GOAL
Sort through the entries below and pull out lines containing the word "статье".

INFORMATION PROVIDED

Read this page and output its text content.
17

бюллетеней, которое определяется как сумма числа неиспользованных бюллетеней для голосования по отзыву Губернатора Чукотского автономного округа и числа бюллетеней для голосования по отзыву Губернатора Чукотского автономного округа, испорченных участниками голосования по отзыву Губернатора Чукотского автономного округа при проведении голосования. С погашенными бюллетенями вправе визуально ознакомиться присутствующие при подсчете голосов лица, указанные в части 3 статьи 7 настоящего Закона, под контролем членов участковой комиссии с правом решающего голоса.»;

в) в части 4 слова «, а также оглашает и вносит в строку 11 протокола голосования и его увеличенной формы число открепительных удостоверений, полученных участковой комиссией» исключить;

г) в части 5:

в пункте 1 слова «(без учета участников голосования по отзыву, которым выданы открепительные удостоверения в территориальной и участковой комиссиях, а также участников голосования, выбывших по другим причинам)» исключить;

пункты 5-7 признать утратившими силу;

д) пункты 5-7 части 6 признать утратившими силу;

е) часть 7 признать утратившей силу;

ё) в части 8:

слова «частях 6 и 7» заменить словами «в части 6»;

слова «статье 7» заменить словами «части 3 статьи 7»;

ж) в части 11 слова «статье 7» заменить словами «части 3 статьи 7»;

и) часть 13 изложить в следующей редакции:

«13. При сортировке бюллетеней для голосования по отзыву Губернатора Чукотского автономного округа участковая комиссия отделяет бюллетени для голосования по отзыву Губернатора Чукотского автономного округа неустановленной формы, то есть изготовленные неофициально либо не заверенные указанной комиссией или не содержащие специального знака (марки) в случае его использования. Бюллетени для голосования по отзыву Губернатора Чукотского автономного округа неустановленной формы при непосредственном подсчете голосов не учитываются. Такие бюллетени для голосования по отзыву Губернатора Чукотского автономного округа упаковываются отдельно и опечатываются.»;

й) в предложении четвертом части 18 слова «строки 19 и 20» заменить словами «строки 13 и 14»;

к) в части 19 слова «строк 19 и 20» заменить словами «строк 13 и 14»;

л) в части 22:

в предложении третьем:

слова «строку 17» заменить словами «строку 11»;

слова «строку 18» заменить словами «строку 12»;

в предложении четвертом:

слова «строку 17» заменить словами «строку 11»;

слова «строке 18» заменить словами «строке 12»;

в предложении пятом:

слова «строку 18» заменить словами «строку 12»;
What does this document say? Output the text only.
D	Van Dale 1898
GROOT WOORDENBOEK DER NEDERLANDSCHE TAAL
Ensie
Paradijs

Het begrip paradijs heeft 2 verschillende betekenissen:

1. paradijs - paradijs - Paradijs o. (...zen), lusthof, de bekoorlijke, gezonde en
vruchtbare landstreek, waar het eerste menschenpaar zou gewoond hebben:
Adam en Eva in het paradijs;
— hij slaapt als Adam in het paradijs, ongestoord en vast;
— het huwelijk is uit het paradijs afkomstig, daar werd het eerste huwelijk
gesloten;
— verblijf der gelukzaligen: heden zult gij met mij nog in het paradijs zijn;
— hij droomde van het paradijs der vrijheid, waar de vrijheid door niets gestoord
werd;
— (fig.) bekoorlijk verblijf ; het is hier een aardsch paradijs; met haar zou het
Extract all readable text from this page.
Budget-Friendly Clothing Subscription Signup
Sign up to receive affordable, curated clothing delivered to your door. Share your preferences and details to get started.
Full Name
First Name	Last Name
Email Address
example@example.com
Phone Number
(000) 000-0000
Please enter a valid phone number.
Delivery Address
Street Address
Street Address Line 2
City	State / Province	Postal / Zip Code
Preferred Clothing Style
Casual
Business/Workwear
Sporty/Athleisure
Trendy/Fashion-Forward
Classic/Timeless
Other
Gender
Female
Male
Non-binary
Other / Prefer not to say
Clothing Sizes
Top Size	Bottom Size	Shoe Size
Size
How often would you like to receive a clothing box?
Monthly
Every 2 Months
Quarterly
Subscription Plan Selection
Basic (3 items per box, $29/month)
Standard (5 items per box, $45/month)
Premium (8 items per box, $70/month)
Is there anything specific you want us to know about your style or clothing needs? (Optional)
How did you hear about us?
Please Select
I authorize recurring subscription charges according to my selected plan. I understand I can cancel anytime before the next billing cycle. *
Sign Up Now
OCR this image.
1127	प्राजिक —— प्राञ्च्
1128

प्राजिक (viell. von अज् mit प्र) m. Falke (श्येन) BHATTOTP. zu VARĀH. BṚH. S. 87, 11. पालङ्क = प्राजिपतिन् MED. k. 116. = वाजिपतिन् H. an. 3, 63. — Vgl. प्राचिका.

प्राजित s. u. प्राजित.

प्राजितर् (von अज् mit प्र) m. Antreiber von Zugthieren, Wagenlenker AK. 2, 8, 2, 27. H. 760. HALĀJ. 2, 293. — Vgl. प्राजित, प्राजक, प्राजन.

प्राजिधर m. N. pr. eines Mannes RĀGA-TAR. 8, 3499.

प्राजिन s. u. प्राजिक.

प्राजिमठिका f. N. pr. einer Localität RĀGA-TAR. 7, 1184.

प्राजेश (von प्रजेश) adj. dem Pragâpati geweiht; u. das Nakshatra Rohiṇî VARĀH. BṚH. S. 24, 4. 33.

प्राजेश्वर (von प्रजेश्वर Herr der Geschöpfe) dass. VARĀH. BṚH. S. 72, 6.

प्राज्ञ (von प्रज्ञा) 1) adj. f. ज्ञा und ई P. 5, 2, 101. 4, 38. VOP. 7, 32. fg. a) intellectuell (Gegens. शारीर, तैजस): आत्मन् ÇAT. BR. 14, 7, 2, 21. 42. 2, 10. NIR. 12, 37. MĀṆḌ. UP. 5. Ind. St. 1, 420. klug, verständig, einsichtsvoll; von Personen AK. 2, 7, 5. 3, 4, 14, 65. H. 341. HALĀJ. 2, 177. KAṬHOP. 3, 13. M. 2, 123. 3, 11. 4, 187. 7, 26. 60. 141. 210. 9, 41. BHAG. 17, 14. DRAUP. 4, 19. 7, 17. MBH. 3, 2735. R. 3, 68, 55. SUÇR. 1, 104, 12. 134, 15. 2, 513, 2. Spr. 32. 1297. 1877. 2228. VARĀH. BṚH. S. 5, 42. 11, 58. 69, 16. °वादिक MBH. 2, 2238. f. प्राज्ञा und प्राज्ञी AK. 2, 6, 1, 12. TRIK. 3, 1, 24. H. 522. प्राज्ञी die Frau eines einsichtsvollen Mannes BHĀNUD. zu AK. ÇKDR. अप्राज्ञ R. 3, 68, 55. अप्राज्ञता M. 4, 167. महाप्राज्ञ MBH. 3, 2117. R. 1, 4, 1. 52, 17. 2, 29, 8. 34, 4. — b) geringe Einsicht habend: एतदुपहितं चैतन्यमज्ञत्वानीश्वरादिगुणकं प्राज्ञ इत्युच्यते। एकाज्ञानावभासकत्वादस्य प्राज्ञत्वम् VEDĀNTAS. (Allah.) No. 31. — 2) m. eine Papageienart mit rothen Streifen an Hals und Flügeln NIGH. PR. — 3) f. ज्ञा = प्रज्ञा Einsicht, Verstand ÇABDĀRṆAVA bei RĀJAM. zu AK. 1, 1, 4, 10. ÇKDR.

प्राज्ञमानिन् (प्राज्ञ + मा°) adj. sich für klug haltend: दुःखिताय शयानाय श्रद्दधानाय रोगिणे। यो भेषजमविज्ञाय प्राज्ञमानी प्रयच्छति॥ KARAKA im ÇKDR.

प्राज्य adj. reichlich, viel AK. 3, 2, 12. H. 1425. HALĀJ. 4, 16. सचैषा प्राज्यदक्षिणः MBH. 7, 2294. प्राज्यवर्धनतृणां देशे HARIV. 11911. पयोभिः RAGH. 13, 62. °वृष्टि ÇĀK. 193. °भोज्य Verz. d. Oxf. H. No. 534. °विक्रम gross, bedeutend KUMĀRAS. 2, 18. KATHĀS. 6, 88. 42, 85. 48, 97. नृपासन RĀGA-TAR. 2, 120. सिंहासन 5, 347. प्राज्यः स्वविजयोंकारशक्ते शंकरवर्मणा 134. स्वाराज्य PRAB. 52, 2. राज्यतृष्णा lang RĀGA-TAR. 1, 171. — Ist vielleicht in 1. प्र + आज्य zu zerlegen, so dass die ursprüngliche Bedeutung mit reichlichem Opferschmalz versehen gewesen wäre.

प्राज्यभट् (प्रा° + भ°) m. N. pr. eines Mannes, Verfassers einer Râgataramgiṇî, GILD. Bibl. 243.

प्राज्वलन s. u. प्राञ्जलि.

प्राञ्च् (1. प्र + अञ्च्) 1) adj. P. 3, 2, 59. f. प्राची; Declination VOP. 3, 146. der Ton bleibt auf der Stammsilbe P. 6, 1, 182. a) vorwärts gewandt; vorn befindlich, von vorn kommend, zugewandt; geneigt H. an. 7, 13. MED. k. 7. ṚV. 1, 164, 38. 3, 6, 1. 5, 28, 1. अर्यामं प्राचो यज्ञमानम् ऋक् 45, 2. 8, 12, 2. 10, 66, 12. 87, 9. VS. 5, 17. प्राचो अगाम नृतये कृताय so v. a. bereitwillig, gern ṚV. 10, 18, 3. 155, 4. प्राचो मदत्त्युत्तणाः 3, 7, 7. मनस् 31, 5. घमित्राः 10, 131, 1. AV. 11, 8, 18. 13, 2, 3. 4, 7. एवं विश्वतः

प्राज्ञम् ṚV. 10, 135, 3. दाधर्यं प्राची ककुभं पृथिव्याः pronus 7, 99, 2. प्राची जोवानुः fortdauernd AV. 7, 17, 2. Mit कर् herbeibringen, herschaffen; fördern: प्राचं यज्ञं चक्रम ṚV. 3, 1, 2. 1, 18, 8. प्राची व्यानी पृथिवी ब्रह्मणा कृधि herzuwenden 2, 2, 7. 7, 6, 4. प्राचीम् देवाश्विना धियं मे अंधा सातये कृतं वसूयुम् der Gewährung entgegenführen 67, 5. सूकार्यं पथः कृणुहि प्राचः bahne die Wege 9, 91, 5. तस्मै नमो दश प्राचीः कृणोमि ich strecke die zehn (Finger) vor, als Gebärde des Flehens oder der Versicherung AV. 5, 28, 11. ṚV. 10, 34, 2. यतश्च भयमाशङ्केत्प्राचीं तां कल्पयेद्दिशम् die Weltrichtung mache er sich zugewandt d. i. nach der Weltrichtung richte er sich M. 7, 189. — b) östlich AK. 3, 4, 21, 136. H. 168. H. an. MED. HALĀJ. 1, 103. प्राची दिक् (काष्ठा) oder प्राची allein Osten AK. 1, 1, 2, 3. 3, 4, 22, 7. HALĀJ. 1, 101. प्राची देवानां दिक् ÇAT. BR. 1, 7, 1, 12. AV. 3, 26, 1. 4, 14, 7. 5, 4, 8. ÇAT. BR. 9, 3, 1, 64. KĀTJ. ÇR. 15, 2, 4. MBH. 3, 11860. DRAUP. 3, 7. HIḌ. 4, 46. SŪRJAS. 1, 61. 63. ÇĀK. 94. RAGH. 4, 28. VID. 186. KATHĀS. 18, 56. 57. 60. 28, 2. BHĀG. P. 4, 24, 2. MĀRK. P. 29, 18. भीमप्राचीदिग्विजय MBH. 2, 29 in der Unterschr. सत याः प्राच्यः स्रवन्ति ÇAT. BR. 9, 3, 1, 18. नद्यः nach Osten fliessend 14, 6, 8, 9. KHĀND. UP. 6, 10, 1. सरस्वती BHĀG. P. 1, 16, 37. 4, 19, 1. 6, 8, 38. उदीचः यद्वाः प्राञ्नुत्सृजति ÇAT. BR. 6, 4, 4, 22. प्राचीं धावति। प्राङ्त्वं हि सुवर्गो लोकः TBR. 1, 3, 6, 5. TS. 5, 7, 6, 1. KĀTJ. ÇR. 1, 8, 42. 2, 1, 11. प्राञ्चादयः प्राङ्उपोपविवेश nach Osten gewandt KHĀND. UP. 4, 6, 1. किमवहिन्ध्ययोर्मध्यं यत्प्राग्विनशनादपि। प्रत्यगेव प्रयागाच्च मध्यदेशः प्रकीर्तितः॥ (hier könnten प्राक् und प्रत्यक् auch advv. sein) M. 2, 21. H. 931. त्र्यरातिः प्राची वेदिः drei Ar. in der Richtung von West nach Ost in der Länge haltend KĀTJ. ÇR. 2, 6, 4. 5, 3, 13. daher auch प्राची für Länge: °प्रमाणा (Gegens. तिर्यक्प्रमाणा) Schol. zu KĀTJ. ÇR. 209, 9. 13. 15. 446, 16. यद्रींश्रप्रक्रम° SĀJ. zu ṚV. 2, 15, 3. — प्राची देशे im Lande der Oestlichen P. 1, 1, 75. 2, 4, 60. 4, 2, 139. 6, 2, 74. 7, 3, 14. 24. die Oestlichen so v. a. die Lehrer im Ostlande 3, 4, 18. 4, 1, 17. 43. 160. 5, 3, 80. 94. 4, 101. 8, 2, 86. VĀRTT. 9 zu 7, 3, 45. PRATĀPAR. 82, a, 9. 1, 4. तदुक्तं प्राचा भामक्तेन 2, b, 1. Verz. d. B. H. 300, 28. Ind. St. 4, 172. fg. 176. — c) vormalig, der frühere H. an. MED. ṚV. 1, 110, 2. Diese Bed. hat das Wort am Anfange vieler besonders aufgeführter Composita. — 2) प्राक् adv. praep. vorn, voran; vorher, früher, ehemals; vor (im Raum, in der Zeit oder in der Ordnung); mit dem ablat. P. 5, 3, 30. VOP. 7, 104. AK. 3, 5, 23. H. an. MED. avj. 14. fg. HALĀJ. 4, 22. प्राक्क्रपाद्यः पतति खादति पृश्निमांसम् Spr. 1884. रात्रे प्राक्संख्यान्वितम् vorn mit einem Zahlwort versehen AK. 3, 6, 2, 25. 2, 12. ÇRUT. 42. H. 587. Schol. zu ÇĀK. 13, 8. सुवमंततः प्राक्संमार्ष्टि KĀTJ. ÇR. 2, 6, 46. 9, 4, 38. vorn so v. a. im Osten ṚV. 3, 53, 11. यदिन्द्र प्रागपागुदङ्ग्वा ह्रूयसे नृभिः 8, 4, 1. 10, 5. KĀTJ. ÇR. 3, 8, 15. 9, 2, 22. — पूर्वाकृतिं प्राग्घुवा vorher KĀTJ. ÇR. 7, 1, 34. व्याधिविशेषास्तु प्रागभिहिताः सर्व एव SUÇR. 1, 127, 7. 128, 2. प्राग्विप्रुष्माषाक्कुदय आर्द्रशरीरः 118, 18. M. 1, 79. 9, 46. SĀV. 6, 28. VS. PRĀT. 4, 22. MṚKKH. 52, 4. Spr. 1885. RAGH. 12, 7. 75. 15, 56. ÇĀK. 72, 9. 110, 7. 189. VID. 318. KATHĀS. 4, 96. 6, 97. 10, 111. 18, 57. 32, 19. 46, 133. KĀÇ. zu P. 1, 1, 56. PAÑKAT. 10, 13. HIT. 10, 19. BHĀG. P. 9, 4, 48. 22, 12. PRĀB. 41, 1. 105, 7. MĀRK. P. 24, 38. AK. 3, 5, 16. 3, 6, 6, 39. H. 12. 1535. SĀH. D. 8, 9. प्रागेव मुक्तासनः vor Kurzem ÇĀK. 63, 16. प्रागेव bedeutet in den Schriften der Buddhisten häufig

PROBLEM SOLUTION
слова «статье 7» заменить словами «части 3 статьи 7»;
ж) в части 11 слова «статье 7» заменить словами «части 3 статьи 7»;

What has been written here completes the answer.